[Objective] Set all the material down again unchanged, without the pictures.

-- BEGIN Records shown --

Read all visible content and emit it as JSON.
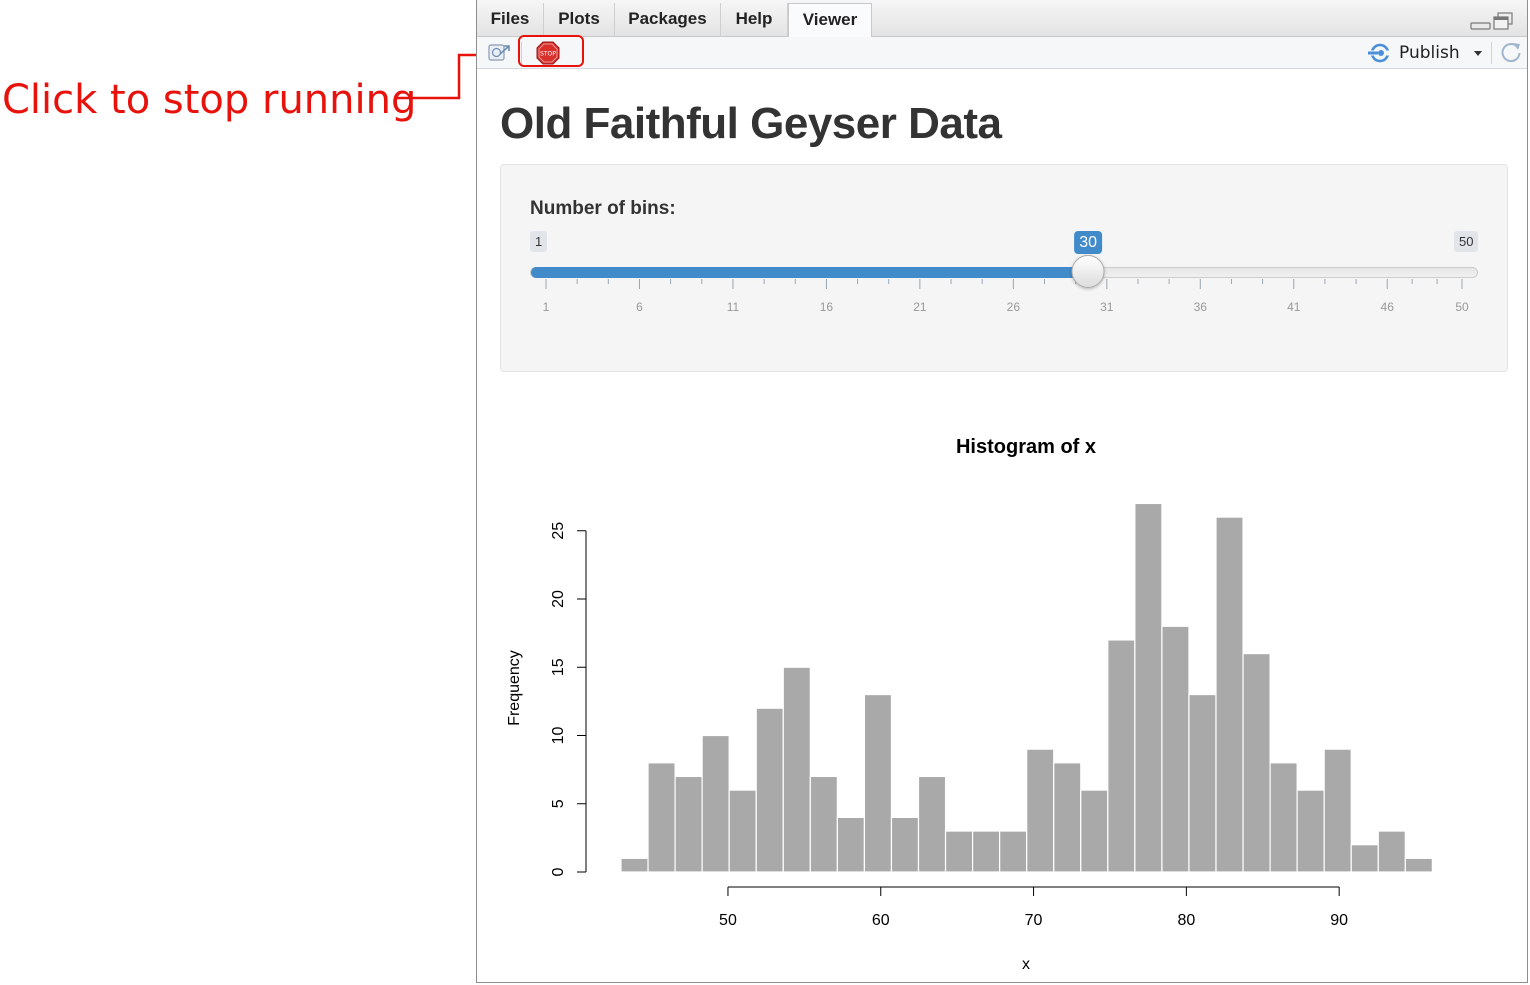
{
  "callout": {
    "text": "Click to stop running",
    "color": "#e8120c"
  },
  "tabs": [
    {
      "label": "Files",
      "active": false
    },
    {
      "label": "Plots",
      "active": false
    },
    {
      "label": "Packages",
      "active": false
    },
    {
      "label": "Help",
      "active": false
    },
    {
      "label": "Viewer",
      "active": true
    }
  ],
  "toolbar": {
    "stop_icon_text": "STOP",
    "publish_label": "Publish"
  },
  "app": {
    "title": "Old Faithful Geyser Data",
    "slider": {
      "label": "Number of bins:",
      "min": 1,
      "max": 50,
      "value": 30,
      "tick_labels": [
        "1",
        "6",
        "11",
        "16",
        "21",
        "26",
        "31",
        "36",
        "41",
        "46",
        "50"
      ],
      "accent_color": "#428bca"
    }
  },
  "chart_data": {
    "type": "bar",
    "title": "Histogram of x",
    "xlabel": "x",
    "ylabel": "Frequency",
    "bin_start": 43,
    "bin_width": 1.77,
    "values": [
      1,
      8,
      7,
      10,
      6,
      12,
      15,
      7,
      4,
      13,
      4,
      7,
      3,
      3,
      3,
      9,
      8,
      6,
      17,
      27,
      18,
      13,
      26,
      16,
      8,
      6,
      9,
      2,
      3,
      1
    ],
    "xticks": [
      50,
      60,
      70,
      80,
      90
    ],
    "yticks": [
      0,
      5,
      10,
      15,
      20,
      25
    ],
    "xlim": [
      43,
      96
    ],
    "ylim": [
      0,
      27
    ],
    "bar_color": "#a9a9a9",
    "grid": false,
    "legend": "none"
  }
}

-- END Records shown --

[Exercise output]
Read all visible content and emit it as JSON.
{
  "callout": {
    "text": "Click to stop running",
    "color": "#e8120c"
  },
  "tabs": [
    {
      "label": "Files",
      "active": false
    },
    {
      "label": "Plots",
      "active": false
    },
    {
      "label": "Packages",
      "active": false
    },
    {
      "label": "Help",
      "active": false
    },
    {
      "label": "Viewer",
      "active": true
    }
  ],
  "toolbar": {
    "stop_icon_text": "STOP",
    "publish_label": "Publish"
  },
  "app": {
    "title": "Old Faithful Geyser Data",
    "slider": {
      "label": "Number of bins:",
      "min": 1,
      "max": 50,
      "value": 30,
      "tick_labels": [
        "1",
        "6",
        "11",
        "16",
        "21",
        "26",
        "31",
        "36",
        "41",
        "46",
        "50"
      ],
      "accent_color": "#428bca"
    }
  },
  "chart_data": {
    "type": "bar",
    "title": "Histogram of x",
    "xlabel": "x",
    "ylabel": "Frequency",
    "bin_start": 43,
    "bin_width": 1.77,
    "values": [
      1,
      8,
      7,
      10,
      6,
      12,
      15,
      7,
      4,
      13,
      4,
      7,
      3,
      3,
      3,
      9,
      8,
      6,
      17,
      27,
      18,
      13,
      26,
      16,
      8,
      6,
      9,
      2,
      3,
      1
    ],
    "xticks": [
      50,
      60,
      70,
      80,
      90
    ],
    "yticks": [
      0,
      5,
      10,
      15,
      20,
      25
    ],
    "xlim": [
      43,
      96
    ],
    "ylim": [
      0,
      27
    ],
    "bar_color": "#a9a9a9",
    "grid": false,
    "legend": "none"
  }
}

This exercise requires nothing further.